### TO BE DONE
All records must be quoted exactly. Omit the pictures.

### DATA PROVIDED

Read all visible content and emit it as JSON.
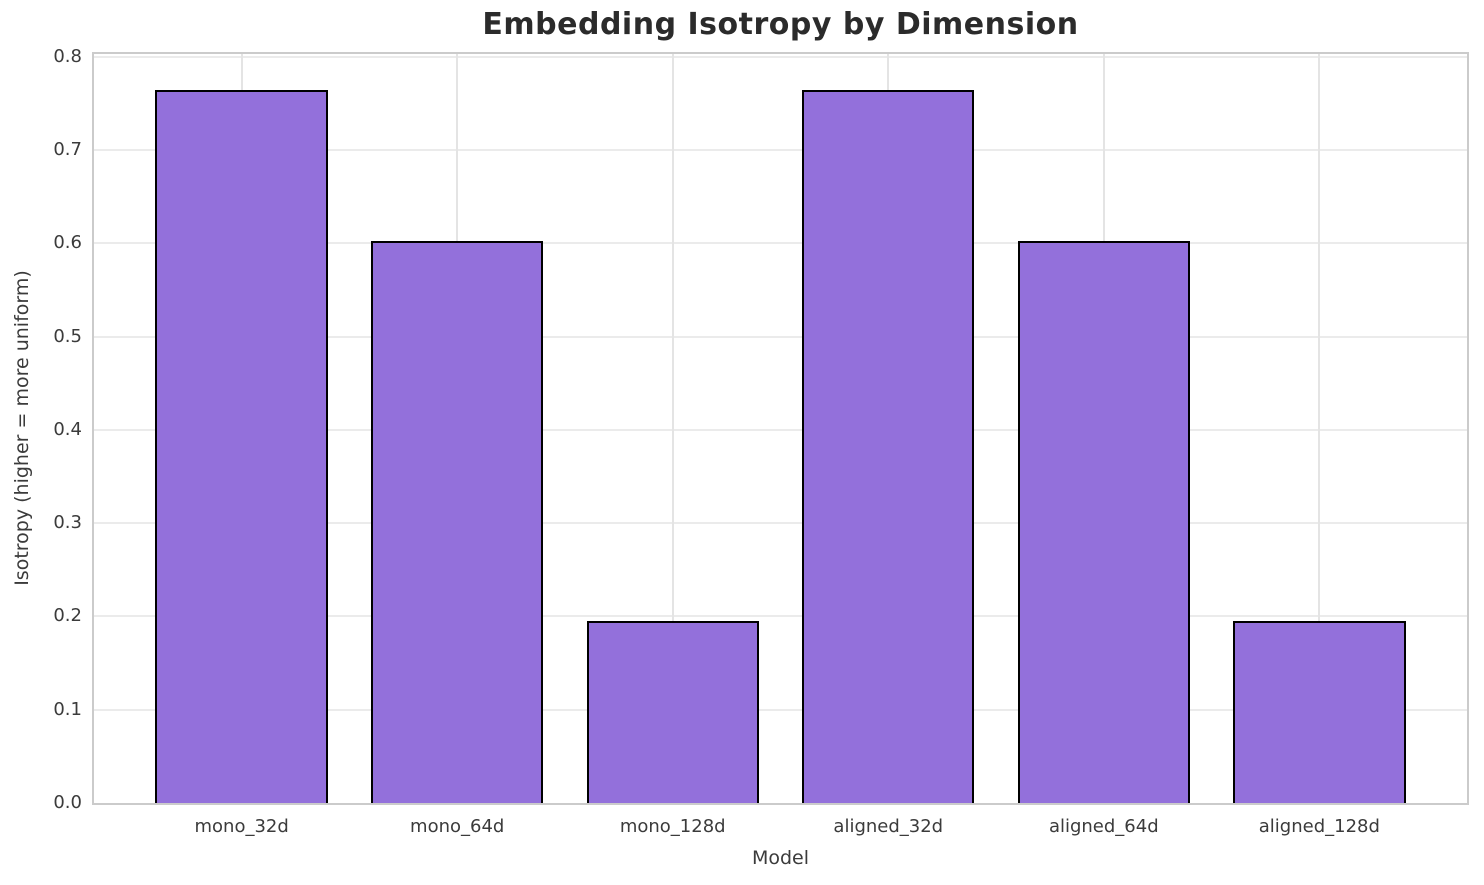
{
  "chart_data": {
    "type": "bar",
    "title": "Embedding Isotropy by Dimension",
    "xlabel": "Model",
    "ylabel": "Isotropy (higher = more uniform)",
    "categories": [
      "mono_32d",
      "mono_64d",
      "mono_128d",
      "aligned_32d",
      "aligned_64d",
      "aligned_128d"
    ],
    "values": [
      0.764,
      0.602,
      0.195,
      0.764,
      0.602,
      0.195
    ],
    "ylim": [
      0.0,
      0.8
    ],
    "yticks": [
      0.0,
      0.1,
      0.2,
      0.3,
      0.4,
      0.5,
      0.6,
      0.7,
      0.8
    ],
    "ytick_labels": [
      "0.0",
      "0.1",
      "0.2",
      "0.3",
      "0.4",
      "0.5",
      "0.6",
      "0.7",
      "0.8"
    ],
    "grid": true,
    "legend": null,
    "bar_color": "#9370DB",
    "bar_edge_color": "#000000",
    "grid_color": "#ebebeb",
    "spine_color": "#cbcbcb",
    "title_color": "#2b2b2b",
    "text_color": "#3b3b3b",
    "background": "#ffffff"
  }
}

### CORRECT RESULT
Read all visible content and emit it as JSON.
{
  "chart_data": {
    "type": "bar",
    "title": "Embedding Isotropy by Dimension",
    "xlabel": "Model",
    "ylabel": "Isotropy (higher = more uniform)",
    "categories": [
      "mono_32d",
      "mono_64d",
      "mono_128d",
      "aligned_32d",
      "aligned_64d",
      "aligned_128d"
    ],
    "values": [
      0.764,
      0.602,
      0.195,
      0.764,
      0.602,
      0.195
    ],
    "ylim": [
      0.0,
      0.8
    ],
    "yticks": [
      0.0,
      0.1,
      0.2,
      0.3,
      0.4,
      0.5,
      0.6,
      0.7,
      0.8
    ],
    "ytick_labels": [
      "0.0",
      "0.1",
      "0.2",
      "0.3",
      "0.4",
      "0.5",
      "0.6",
      "0.7",
      "0.8"
    ],
    "grid": true,
    "legend": null,
    "bar_color": "#9370DB",
    "bar_edge_color": "#000000",
    "grid_color": "#ebebeb",
    "spine_color": "#cbcbcb",
    "title_color": "#2b2b2b",
    "text_color": "#3b3b3b",
    "background": "#ffffff"
  }
}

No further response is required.